WHAT YOU NEED TO DO
Gather, from the data below, each line in which the word "ffffff" occurs.
============================================================
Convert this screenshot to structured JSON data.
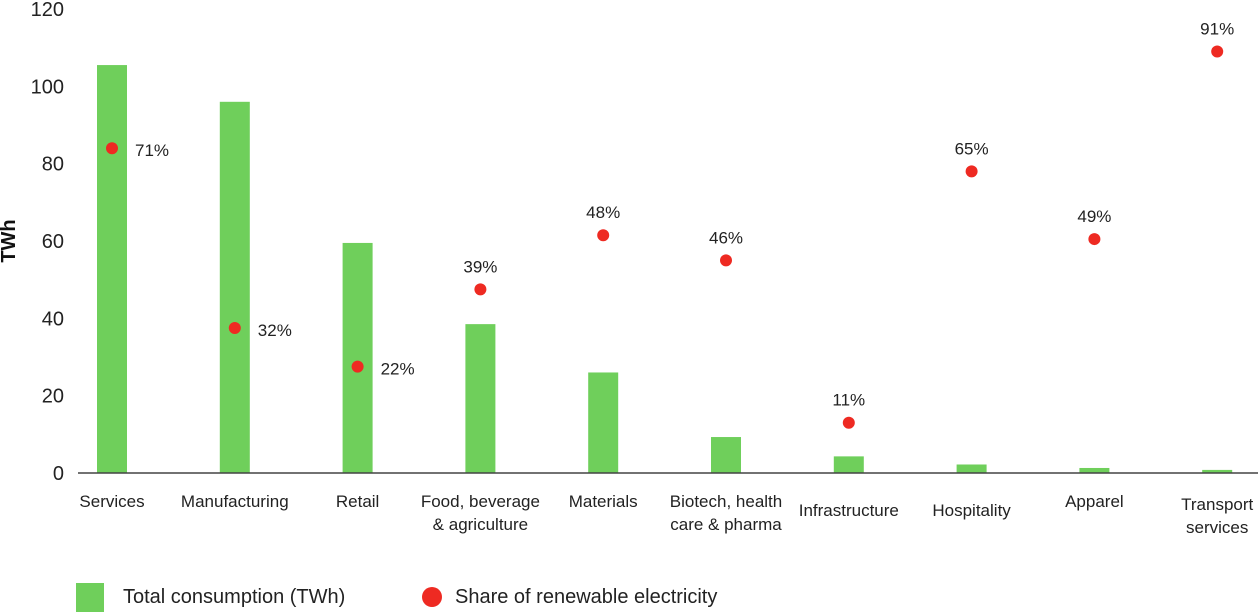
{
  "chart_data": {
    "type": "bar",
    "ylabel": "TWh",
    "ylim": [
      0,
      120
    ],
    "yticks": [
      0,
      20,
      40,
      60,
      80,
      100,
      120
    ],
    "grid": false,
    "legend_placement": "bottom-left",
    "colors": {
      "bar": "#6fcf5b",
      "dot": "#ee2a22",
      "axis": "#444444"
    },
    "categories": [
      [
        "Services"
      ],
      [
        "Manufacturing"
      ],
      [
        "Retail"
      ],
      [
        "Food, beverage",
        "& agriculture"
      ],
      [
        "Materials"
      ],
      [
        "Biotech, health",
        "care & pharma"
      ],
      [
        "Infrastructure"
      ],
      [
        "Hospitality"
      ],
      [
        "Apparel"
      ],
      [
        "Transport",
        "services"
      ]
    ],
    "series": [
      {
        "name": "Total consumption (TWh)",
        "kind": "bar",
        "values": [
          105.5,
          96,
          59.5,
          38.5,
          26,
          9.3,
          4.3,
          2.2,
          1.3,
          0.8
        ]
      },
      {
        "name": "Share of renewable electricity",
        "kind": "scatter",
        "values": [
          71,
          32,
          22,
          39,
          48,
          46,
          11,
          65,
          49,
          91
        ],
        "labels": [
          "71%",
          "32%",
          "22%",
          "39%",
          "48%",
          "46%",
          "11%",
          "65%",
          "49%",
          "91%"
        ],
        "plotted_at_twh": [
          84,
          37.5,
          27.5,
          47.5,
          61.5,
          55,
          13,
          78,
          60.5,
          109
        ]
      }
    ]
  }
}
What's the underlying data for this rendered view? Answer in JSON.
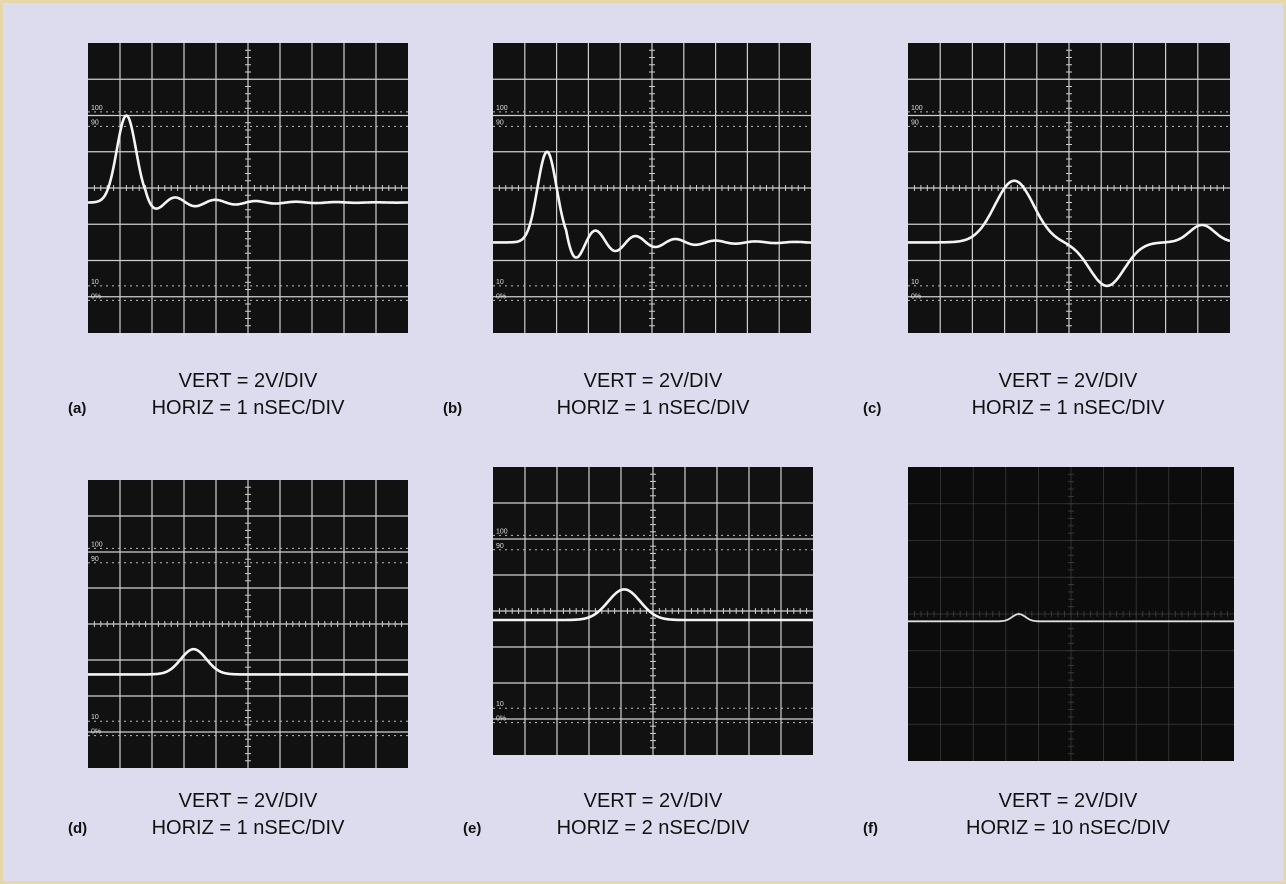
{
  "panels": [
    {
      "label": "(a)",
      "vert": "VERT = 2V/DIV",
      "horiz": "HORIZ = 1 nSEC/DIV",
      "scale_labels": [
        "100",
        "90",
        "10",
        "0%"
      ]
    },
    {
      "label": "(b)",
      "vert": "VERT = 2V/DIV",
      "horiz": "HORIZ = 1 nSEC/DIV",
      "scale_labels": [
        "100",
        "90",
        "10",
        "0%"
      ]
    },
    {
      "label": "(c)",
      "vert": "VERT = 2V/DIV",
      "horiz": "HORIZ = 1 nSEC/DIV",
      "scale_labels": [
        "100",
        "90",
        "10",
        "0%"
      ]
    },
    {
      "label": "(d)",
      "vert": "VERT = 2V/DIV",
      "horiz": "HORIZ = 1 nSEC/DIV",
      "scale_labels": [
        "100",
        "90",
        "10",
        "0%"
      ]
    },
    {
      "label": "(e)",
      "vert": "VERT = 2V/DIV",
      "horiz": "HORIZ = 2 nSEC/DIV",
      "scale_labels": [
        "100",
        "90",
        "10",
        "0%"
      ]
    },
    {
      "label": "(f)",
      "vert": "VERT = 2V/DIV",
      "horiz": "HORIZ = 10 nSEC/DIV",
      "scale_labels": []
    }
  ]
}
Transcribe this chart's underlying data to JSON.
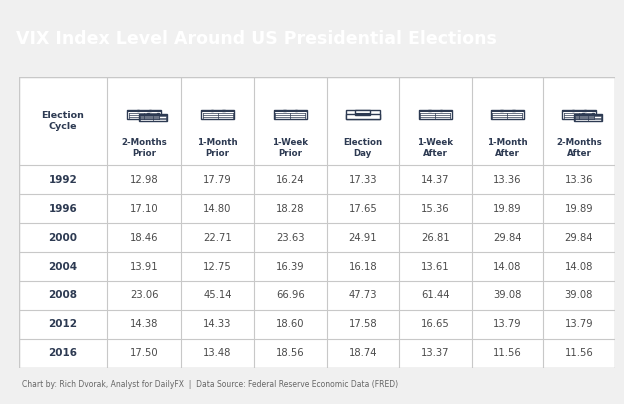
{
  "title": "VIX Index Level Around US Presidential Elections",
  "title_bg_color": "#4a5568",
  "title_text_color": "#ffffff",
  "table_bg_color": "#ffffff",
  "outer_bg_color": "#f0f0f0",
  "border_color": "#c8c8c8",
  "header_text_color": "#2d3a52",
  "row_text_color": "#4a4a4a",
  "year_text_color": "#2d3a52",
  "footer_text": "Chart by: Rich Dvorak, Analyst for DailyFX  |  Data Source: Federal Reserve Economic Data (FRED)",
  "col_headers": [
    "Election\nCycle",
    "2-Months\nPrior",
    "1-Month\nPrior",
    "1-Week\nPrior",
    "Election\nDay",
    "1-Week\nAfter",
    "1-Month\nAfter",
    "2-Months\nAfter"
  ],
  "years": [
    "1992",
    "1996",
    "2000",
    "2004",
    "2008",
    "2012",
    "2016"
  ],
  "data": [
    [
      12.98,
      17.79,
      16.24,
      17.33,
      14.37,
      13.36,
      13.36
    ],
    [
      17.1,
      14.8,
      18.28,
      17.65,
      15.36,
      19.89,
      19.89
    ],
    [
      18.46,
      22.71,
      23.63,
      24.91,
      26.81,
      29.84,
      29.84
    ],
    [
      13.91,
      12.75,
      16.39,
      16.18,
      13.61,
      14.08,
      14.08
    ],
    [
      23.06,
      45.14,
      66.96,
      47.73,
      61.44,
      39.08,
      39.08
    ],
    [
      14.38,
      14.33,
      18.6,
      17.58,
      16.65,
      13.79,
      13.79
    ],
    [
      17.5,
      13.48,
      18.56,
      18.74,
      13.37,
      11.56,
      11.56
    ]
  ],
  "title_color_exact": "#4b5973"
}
============================================================
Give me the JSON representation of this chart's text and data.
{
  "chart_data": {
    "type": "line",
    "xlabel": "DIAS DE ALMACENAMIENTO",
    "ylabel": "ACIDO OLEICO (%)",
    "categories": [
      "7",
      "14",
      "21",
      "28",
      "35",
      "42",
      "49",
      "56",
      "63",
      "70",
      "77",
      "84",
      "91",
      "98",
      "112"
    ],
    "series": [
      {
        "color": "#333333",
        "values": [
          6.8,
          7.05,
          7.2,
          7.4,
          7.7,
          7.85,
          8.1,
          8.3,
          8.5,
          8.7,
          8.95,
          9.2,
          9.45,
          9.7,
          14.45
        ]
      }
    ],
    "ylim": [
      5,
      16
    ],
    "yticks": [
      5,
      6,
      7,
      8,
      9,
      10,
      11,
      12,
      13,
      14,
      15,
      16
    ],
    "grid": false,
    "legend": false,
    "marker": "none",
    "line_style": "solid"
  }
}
============================================================
RESPONSE TO THE EXERCISE
  "title_text_color": "#ffffff",
  "table_bg_color": "#ffffff",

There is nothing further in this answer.